#### [Records for processing]
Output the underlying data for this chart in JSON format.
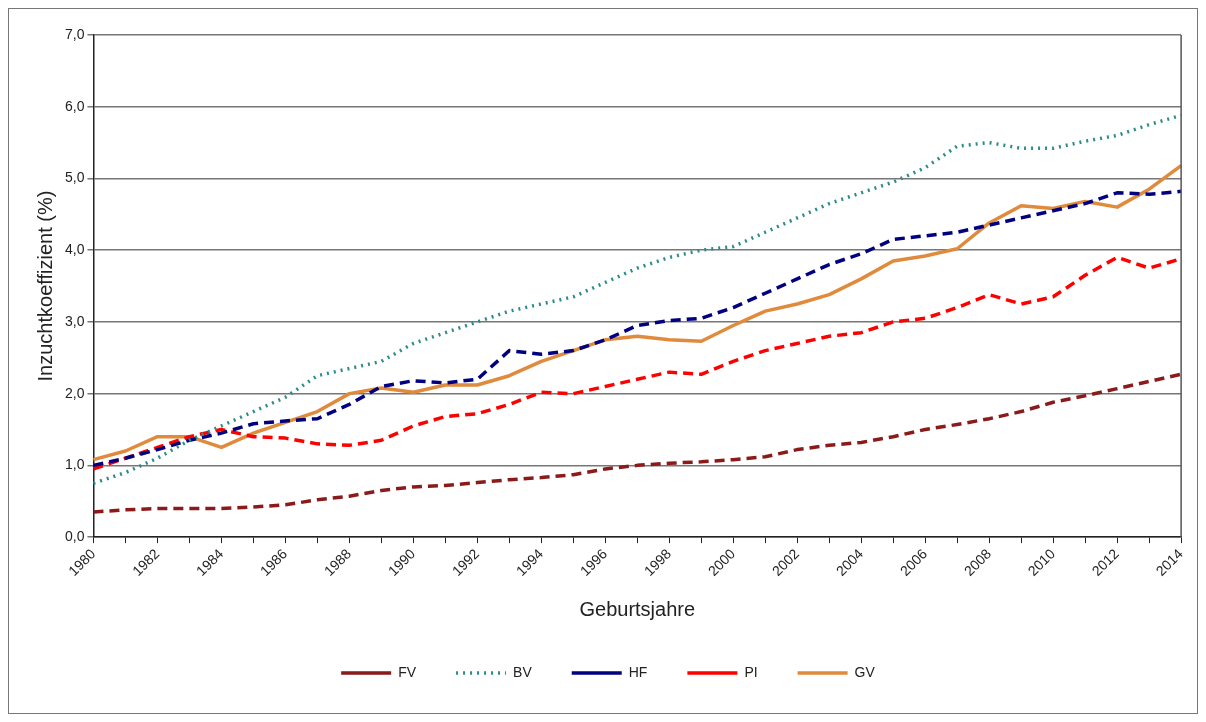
{
  "chart_data": {
    "type": "line",
    "xlabel": "Geburtsjahre",
    "ylabel": "Inzuchtkoeffizient (%)",
    "categories": [
      "1980",
      null,
      "1982",
      null,
      "1984",
      null,
      "1986",
      null,
      "1988",
      null,
      "1990",
      null,
      "1992",
      null,
      "1994",
      null,
      "1996",
      null,
      "1998",
      null,
      "2000",
      null,
      "2002",
      null,
      "2004",
      null,
      "2006",
      null,
      "2008",
      null,
      "2010",
      null,
      "2012",
      null,
      "2014"
    ],
    "ylim": [
      0,
      7
    ],
    "yticks": [
      {
        "value": 0,
        "label": "0,0"
      },
      {
        "value": 1,
        "label": "1,0"
      },
      {
        "value": 2,
        "label": "2,0"
      },
      {
        "value": 3,
        "label": "3,0"
      },
      {
        "value": 4,
        "label": "4,0"
      },
      {
        "value": 5,
        "label": "5,0"
      },
      {
        "value": 6,
        "label": "6,0"
      },
      {
        "value": 7,
        "label": "7,0"
      }
    ],
    "grid": "y",
    "legend": "bottom",
    "marker": "none",
    "series": [
      {
        "name": "FV",
        "color": "#8b1a1a",
        "line_style": "dashed",
        "values": [
          0.35,
          0.38,
          0.4,
          0.4,
          0.4,
          0.42,
          0.45,
          0.52,
          0.57,
          0.65,
          0.7,
          0.72,
          0.76,
          0.8,
          0.83,
          0.87,
          0.95,
          1.0,
          1.03,
          1.05,
          1.08,
          1.12,
          1.22,
          1.28,
          1.32,
          1.4,
          1.5,
          1.57,
          1.65,
          1.75,
          1.88,
          1.97,
          2.07,
          2.17,
          2.27
        ]
      },
      {
        "name": "BV",
        "color": "#2e8b8b",
        "line_style": "dotted",
        "values": [
          0.75,
          0.9,
          1.1,
          1.35,
          1.55,
          1.75,
          1.95,
          2.25,
          2.35,
          2.45,
          2.7,
          2.85,
          3.0,
          3.15,
          3.25,
          3.35,
          3.55,
          3.75,
          3.9,
          4.0,
          4.05,
          4.25,
          4.45,
          4.65,
          4.8,
          4.95,
          5.15,
          5.45,
          5.5,
          5.42,
          5.42,
          5.52,
          5.6,
          5.75,
          5.88
        ]
      },
      {
        "name": "HF",
        "color": "#000080",
        "line_style": "dashed",
        "values": [
          1.0,
          1.1,
          1.22,
          1.35,
          1.45,
          1.58,
          1.62,
          1.65,
          1.85,
          2.1,
          2.18,
          2.15,
          2.2,
          2.6,
          2.55,
          2.6,
          2.75,
          2.95,
          3.02,
          3.05,
          3.2,
          3.4,
          3.6,
          3.8,
          3.95,
          4.15,
          4.2,
          4.25,
          4.35,
          4.45,
          4.55,
          4.65,
          4.8,
          4.78,
          4.82
        ]
      },
      {
        "name": "PI",
        "color": "#ff0000",
        "line_style": "dashed",
        "values": [
          0.95,
          1.1,
          1.25,
          1.4,
          1.5,
          1.4,
          1.38,
          1.3,
          1.28,
          1.35,
          1.55,
          1.68,
          1.72,
          1.85,
          2.02,
          2.0,
          2.1,
          2.2,
          2.3,
          2.27,
          2.45,
          2.6,
          2.7,
          2.8,
          2.85,
          3.0,
          3.05,
          3.2,
          3.38,
          3.25,
          3.35,
          3.65,
          3.9,
          3.75,
          3.88
        ]
      },
      {
        "name": "GV",
        "color": "#e08a3c",
        "line_style": "solid",
        "values": [
          1.08,
          1.2,
          1.4,
          1.4,
          1.25,
          1.45,
          1.6,
          1.75,
          2.0,
          2.08,
          2.02,
          2.12,
          2.12,
          2.25,
          2.45,
          2.6,
          2.75,
          2.8,
          2.75,
          2.73,
          2.95,
          3.15,
          3.25,
          3.38,
          3.6,
          3.85,
          3.92,
          4.02,
          4.38,
          4.62,
          4.58,
          4.68,
          4.6,
          4.85,
          5.18
        ]
      }
    ]
  }
}
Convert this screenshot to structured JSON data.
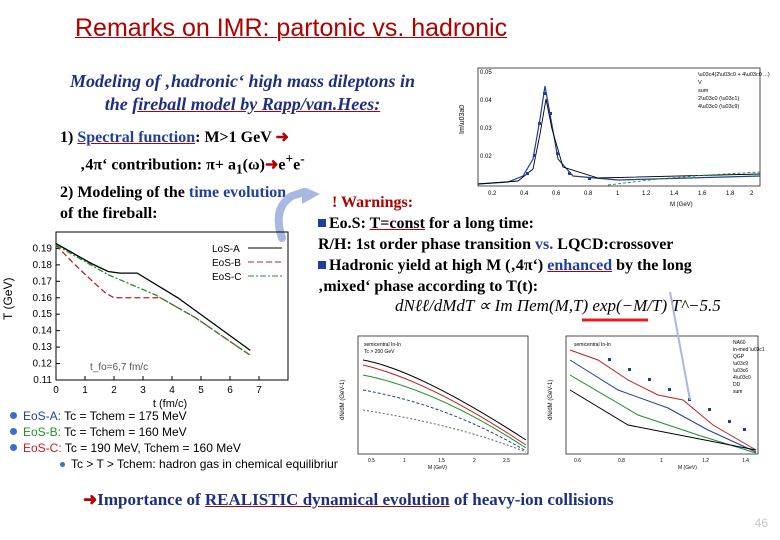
{
  "title": "Remarks on IMR: partonic vs. hadronic",
  "intro": {
    "line1": "Modeling of ‚hadronic‘ high mass dileptons in",
    "line2_a": "the ",
    "line2_b": "fireball model by Rapp/van.Hees:"
  },
  "item1": {
    "a": "1) ",
    "b": "Spectral function",
    "c": ": M>1 GeV ",
    "d": "‚4π‘ contribution: π+ a",
    "e": "1",
    "f": "(ω)",
    "g": "e",
    "h": "+",
    "i": "e",
    "j": "-"
  },
  "item2": {
    "a": "2) Modeling of the ",
    "b": "time evolution",
    "c": "of the fireball:"
  },
  "warnings": {
    "header": "! Warnings:",
    "w1_a": "Eo.S: ",
    "w1_b": "T=const",
    "w1_c": " for a long time:",
    "w2_a": "R/H: 1st order phase transition ",
    "w2_b": "vs.",
    "w2_c": " LQCD:crossover",
    "w3_a": "Hadronic yield at high M (‚4π‘) ",
    "w3_b": "enhanced",
    "w3_c": " by the long",
    "w4": "‚mixed‘ phase according to T(t):"
  },
  "formula": "dNℓℓ/dMdT ∝ Im Πem(M,T) exp(−M/T) T^−5.5",
  "eos_list": [
    {
      "name": "EoS-A:",
      "text": "Tc = Tchem = 175 MeV",
      "color": "#1f3f9f"
    },
    {
      "name": "EoS-B:",
      "text": "Tc = Tchem = 160 MeV",
      "color": "#1f8f2f"
    },
    {
      "name": "EoS-C:",
      "text": "Tc = 190 MeV, Tchem = 160 MeV",
      "color": "#c02020"
    },
    {
      "name": "",
      "text": "Tc > T > Tchem: hadron gas in chemical equilibrium",
      "color": "#000000"
    }
  ],
  "bottom": {
    "arrow": "➜",
    "a": "Importance of ",
    "b": "REALISTIC dynamical evolution",
    "c": " of heavy-ion collisions"
  },
  "page_number": "46",
  "chart_data": [
    {
      "type": "line",
      "ylabel": "T (GeV)",
      "xlabel": "t (fm/c)",
      "xlim": [
        0,
        8
      ],
      "ylim": [
        0.11,
        0.2
      ],
      "xticks": [
        "0",
        "1",
        "2",
        "3",
        "4",
        "5",
        "6",
        "7"
      ],
      "yticks": [
        "0.11",
        "0.12",
        "0.13",
        "0.14",
        "0.15",
        "0.16",
        "0.17",
        "0.18",
        "0.19"
      ],
      "annotation": "t_fo=6,7 fm/c",
      "series": [
        {
          "name": "LoS-A",
          "color": "#000000",
          "dash": "",
          "x": [
            0,
            0.6,
            1.2,
            1.8,
            2.2,
            2.8,
            4.2,
            6.7
          ],
          "y": [
            0.193,
            0.187,
            0.181,
            0.176,
            0.175,
            0.175,
            0.16,
            0.128
          ]
        },
        {
          "name": "EoS-B",
          "color": "#c02020",
          "dash": "6,3",
          "x": [
            0,
            0.6,
            1.2,
            1.7,
            2.0,
            3.6,
            4.8,
            6.7
          ],
          "y": [
            0.192,
            0.181,
            0.171,
            0.163,
            0.16,
            0.16,
            0.148,
            0.125
          ]
        },
        {
          "name": "EoS-C",
          "color": "#1f8f2f",
          "dash": "6,2,2,2",
          "x": [
            0,
            0.6,
            1.2,
            1.8,
            2.6,
            3.4,
            4.8,
            6.7
          ],
          "y": [
            0.192,
            0.186,
            0.18,
            0.174,
            0.168,
            0.162,
            0.148,
            0.125
          ]
        }
      ]
    }
  ]
}
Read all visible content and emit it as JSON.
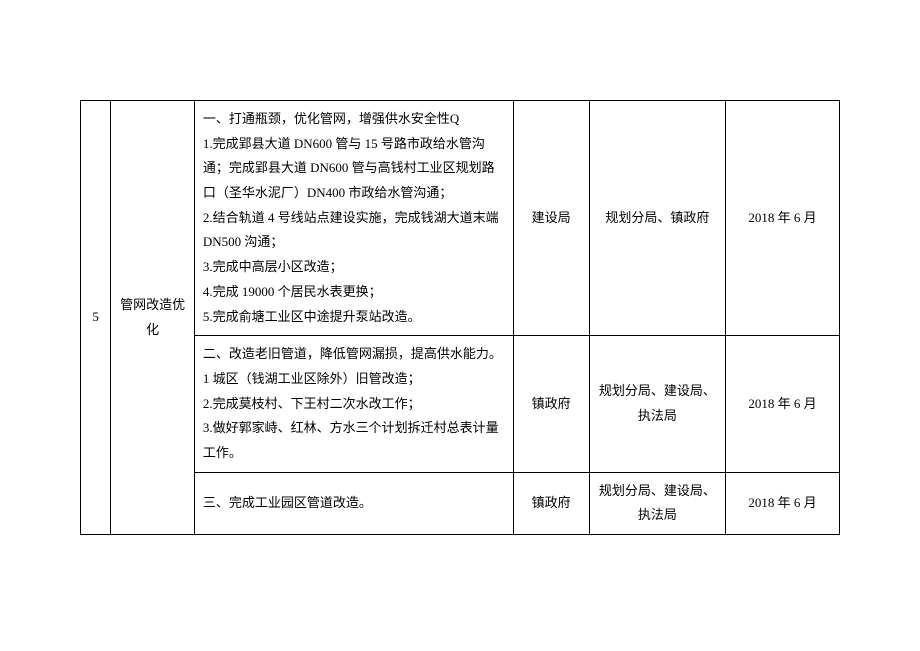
{
  "table": {
    "row_index": "5",
    "row_name": "管网改造优化",
    "sub_rows": [
      {
        "desc": "一、打通瓶颈，优化管网，增强供水安全性Q\n1.完成郢县大道 DN600 管与 15 号路市政给水管沟通；完成郢县大道 DN600 管与高钱村工业区规划路口（圣华水泥厂）DN400 市政给水管沟通；\n2.结合轨道 4 号线站点建设实施，完成钱湖大道末端 DN500 沟通；\n3.完成中高层小区改造；\n4.完成 19000 个居民水表更换；\n5.完成俞塘工业区中途提升泵站改造。",
        "dept1": "建设局",
        "dept2": "规划分局、镇政府",
        "date": "2018 年 6 月"
      },
      {
        "desc": "二、改造老旧管道，降低管网漏损，提高供水能力。\n1 城区（钱湖工业区除外）旧管改造；\n2.完成莫枝村、下王村二次水改工作；\n3.做好郭家峙、红林、方水三个计划拆迁村总表计量工作。",
        "dept1": "镇政府",
        "dept2": "规划分局、建设局、执法局",
        "date": "2018 年 6 月"
      },
      {
        "desc": "三、完成工业园区管道改造。",
        "dept1": "镇政府",
        "dept2": "规划分局、建设局、执法局",
        "date": "2018 年 6 月"
      }
    ]
  },
  "style": {
    "background_color": "#ffffff",
    "border_color": "#000000",
    "text_color": "#000000",
    "font_size": 13,
    "line_height": 1.9
  }
}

#### [Exercise description]
Retype verbatim only the lines beginning with the line that contains "Read all visible content and emit it as JSON." and ending with the last line of the listing above; pictures are to be excluded.

#### [Solution for this problem]
Read all visible content and emit it as JSON.
{
  "table": {
    "row_index": "5",
    "row_name": "管网改造优化",
    "sub_rows": [
      {
        "desc": "一、打通瓶颈，优化管网，增强供水安全性Q\n1.完成郢县大道 DN600 管与 15 号路市政给水管沟通；完成郢县大道 DN600 管与高钱村工业区规划路口（圣华水泥厂）DN400 市政给水管沟通；\n2.结合轨道 4 号线站点建设实施，完成钱湖大道末端 DN500 沟通；\n3.完成中高层小区改造；\n4.完成 19000 个居民水表更换；\n5.完成俞塘工业区中途提升泵站改造。",
        "dept1": "建设局",
        "dept2": "规划分局、镇政府",
        "date": "2018 年 6 月"
      },
      {
        "desc": "二、改造老旧管道，降低管网漏损，提高供水能力。\n1 城区（钱湖工业区除外）旧管改造；\n2.完成莫枝村、下王村二次水改工作；\n3.做好郭家峙、红林、方水三个计划拆迁村总表计量工作。",
        "dept1": "镇政府",
        "dept2": "规划分局、建设局、执法局",
        "date": "2018 年 6 月"
      },
      {
        "desc": "三、完成工业园区管道改造。",
        "dept1": "镇政府",
        "dept2": "规划分局、建设局、执法局",
        "date": "2018 年 6 月"
      }
    ]
  },
  "style": {
    "background_color": "#ffffff",
    "border_color": "#000000",
    "text_color": "#000000",
    "font_size": 13,
    "line_height": 1.9
  }
}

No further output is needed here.